[MATERIALS PROVIDED start]
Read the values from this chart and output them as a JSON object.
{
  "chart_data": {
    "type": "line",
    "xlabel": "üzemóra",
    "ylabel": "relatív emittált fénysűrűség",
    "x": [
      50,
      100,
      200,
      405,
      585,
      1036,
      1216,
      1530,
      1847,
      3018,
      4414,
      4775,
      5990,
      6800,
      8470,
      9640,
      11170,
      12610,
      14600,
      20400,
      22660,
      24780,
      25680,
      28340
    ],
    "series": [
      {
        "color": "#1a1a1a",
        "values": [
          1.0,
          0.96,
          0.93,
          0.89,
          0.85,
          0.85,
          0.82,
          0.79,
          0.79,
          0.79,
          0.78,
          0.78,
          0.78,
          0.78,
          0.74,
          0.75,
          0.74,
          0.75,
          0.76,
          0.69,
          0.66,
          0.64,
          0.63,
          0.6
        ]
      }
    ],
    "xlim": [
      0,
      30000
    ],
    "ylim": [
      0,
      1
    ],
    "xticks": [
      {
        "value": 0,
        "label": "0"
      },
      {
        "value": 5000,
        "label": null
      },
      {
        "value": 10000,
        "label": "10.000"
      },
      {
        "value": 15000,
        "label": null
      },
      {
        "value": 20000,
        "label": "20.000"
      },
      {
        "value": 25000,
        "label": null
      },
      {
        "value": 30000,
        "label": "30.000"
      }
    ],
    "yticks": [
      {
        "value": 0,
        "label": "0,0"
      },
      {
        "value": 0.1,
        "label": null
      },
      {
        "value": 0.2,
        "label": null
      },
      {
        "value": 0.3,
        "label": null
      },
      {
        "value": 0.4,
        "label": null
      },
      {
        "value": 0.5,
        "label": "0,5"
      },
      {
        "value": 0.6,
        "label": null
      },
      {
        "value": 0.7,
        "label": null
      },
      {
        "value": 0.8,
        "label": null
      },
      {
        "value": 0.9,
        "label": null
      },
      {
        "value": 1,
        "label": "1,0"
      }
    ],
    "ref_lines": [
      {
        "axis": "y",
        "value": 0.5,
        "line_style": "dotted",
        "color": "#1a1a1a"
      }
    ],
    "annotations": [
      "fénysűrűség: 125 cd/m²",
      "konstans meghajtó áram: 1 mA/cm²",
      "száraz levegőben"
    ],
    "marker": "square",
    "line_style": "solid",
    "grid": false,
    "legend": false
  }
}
[MATERIALS PROVIDED end]
▶ **TASK TO CARRY OUT**
Quote each line of the data above exactly as written.

▶ **FINAL ANSWER**
Read the values from this chart and output them as a JSON object.
{
  "chart_data": {
    "type": "line",
    "xlabel": "üzemóra",
    "ylabel": "relatív emittált fénysűrűség",
    "x": [
      50,
      100,
      200,
      405,
      585,
      1036,
      1216,
      1530,
      1847,
      3018,
      4414,
      4775,
      5990,
      6800,
      8470,
      9640,
      11170,
      12610,
      14600,
      20400,
      22660,
      24780,
      25680,
      28340
    ],
    "series": [
      {
        "color": "#1a1a1a",
        "values": [
          1.0,
          0.96,
          0.93,
          0.89,
          0.85,
          0.85,
          0.82,
          0.79,
          0.79,
          0.79,
          0.78,
          0.78,
          0.78,
          0.78,
          0.74,
          0.75,
          0.74,
          0.75,
          0.76,
          0.69,
          0.66,
          0.64,
          0.63,
          0.6
        ]
      }
    ],
    "xlim": [
      0,
      30000
    ],
    "ylim": [
      0,
      1
    ],
    "xticks": [
      {
        "value": 0,
        "label": "0"
      },
      {
        "value": 5000,
        "label": null
      },
      {
        "value": 10000,
        "label": "10.000"
      },
      {
        "value": 15000,
        "label": null
      },
      {
        "value": 20000,
        "label": "20.000"
      },
      {
        "value": 25000,
        "label": null
      },
      {
        "value": 30000,
        "label": "30.000"
      }
    ],
    "yticks": [
      {
        "value": 0,
        "label": "0,0"
      },
      {
        "value": 0.1,
        "label": null
      },
      {
        "value": 0.2,
        "label": null
      },
      {
        "value": 0.3,
        "label": null
      },
      {
        "value": 0.4,
        "label": null
      },
      {
        "value": 0.5,
        "label": "0,5"
      },
      {
        "value": 0.6,
        "label": null
      },
      {
        "value": 0.7,
        "label": null
      },
      {
        "value": 0.8,
        "label": null
      },
      {
        "value": 0.9,
        "label": null
      },
      {
        "value": 1,
        "label": "1,0"
      }
    ],
    "ref_lines": [
      {
        "axis": "y",
        "value": 0.5,
        "line_style": "dotted",
        "color": "#1a1a1a"
      }
    ],
    "annotations": [
      "fénysűrűség: 125 cd/m²",
      "konstans meghajtó áram: 1 mA/cm²",
      "száraz levegőben"
    ],
    "marker": "square",
    "line_style": "solid",
    "grid": false,
    "legend": false
  }
}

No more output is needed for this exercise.